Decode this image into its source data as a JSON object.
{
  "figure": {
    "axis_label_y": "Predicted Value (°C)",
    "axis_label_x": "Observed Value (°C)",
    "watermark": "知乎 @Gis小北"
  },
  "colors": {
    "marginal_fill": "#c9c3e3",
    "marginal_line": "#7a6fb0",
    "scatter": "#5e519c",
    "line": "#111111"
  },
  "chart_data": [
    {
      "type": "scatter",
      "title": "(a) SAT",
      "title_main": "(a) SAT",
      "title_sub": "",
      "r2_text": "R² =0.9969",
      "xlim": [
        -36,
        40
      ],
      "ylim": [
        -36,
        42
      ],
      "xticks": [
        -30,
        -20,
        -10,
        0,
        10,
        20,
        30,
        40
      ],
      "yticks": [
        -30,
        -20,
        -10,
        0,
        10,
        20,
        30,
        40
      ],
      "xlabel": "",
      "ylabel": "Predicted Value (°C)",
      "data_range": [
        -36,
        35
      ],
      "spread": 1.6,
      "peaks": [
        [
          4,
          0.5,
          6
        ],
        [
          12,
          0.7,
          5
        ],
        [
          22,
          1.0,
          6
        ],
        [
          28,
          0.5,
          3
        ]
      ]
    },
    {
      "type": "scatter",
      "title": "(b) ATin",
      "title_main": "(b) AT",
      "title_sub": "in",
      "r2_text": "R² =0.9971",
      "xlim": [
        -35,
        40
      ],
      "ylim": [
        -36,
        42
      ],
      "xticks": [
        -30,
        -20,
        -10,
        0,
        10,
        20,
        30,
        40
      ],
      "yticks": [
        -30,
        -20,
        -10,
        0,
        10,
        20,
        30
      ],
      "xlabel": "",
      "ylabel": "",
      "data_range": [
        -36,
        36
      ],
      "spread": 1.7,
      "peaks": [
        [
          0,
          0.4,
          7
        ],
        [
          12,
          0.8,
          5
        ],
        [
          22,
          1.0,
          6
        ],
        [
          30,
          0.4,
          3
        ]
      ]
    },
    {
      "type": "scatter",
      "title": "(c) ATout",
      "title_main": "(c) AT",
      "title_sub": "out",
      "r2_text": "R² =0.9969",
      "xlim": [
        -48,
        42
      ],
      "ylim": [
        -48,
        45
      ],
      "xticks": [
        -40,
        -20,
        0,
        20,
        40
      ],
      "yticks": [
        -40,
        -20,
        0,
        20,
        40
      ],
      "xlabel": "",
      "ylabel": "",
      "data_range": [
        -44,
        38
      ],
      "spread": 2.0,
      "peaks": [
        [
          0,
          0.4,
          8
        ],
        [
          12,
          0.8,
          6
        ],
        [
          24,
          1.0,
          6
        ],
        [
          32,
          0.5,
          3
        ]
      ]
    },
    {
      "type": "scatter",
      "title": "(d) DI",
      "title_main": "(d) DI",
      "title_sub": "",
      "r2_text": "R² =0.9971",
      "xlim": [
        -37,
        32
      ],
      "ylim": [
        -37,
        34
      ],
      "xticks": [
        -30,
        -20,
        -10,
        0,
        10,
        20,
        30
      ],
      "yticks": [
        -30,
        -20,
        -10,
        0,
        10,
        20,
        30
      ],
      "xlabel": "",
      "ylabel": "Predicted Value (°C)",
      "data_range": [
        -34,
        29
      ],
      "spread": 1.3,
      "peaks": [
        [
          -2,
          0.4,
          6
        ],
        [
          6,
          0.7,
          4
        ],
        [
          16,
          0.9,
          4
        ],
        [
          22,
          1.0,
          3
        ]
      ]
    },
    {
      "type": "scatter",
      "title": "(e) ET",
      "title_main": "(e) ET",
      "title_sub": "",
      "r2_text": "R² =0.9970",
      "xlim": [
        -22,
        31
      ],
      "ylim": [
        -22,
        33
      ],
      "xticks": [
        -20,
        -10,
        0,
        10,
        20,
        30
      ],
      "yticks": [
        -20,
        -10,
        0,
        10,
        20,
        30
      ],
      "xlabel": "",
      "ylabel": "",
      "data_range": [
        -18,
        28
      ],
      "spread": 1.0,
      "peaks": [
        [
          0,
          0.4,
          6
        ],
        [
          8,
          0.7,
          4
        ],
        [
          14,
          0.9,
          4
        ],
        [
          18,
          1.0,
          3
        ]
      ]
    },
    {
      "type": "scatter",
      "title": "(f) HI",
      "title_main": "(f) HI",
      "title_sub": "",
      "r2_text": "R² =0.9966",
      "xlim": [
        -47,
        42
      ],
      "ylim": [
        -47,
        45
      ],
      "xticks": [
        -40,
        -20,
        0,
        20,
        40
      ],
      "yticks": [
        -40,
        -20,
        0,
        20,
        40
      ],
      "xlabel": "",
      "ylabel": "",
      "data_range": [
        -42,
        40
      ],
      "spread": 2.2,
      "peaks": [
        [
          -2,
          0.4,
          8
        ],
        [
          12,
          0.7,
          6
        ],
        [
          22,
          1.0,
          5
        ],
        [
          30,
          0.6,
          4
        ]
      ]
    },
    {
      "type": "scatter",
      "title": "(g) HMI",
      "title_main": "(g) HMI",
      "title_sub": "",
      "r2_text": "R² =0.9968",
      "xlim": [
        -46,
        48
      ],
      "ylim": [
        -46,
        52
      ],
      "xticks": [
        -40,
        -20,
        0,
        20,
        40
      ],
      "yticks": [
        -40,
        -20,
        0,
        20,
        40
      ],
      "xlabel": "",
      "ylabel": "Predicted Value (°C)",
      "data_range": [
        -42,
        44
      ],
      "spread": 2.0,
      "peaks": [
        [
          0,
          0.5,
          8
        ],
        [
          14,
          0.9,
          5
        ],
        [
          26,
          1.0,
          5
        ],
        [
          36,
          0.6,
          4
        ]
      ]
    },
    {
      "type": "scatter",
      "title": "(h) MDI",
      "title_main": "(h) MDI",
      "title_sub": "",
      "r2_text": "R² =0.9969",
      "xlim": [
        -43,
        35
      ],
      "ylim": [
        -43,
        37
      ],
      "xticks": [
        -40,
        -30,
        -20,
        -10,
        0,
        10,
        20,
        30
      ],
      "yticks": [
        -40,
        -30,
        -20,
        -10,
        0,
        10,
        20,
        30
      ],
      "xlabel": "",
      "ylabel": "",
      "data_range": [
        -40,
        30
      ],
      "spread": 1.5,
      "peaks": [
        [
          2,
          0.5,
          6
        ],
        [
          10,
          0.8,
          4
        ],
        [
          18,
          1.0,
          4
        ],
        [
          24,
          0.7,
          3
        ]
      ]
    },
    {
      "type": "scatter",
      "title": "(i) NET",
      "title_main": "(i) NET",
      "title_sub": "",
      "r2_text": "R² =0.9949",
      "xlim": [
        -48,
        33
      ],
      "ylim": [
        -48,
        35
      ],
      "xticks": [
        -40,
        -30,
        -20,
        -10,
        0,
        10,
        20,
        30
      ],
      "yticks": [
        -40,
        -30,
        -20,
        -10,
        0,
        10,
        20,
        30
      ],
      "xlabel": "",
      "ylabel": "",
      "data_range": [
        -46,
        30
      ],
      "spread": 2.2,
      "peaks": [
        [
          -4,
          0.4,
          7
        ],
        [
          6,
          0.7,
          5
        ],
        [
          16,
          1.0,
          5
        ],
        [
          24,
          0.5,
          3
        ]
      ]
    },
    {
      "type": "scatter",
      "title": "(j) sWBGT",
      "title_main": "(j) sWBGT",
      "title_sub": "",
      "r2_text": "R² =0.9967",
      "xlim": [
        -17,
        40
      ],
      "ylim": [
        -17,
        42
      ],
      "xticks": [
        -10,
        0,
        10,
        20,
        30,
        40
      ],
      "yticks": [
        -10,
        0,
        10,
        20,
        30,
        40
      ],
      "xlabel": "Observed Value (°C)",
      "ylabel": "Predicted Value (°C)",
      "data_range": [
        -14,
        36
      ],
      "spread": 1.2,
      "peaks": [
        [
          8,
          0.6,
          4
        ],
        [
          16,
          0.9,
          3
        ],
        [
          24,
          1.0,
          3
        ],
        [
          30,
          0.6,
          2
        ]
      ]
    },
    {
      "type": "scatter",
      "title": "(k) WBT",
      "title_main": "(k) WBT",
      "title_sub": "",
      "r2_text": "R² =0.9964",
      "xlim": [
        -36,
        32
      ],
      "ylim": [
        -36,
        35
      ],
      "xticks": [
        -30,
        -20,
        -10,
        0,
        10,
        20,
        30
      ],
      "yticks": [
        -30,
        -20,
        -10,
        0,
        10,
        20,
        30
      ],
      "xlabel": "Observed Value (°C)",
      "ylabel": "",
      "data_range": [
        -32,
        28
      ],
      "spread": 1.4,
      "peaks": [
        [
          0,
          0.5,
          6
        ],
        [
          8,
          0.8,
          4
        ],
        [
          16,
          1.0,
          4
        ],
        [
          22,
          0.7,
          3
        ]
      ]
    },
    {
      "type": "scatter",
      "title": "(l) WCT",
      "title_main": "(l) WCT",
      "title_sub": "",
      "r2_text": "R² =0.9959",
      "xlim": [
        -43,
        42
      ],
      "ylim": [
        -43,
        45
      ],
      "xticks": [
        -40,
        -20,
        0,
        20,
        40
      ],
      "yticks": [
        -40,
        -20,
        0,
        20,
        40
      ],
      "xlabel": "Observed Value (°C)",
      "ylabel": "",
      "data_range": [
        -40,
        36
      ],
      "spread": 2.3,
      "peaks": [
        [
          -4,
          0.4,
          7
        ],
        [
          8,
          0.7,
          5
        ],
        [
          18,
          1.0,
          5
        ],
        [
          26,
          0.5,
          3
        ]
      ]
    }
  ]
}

What to do: Find every line in the records that has the string "spread", then state how many there are and nothing else.

Task answer: 12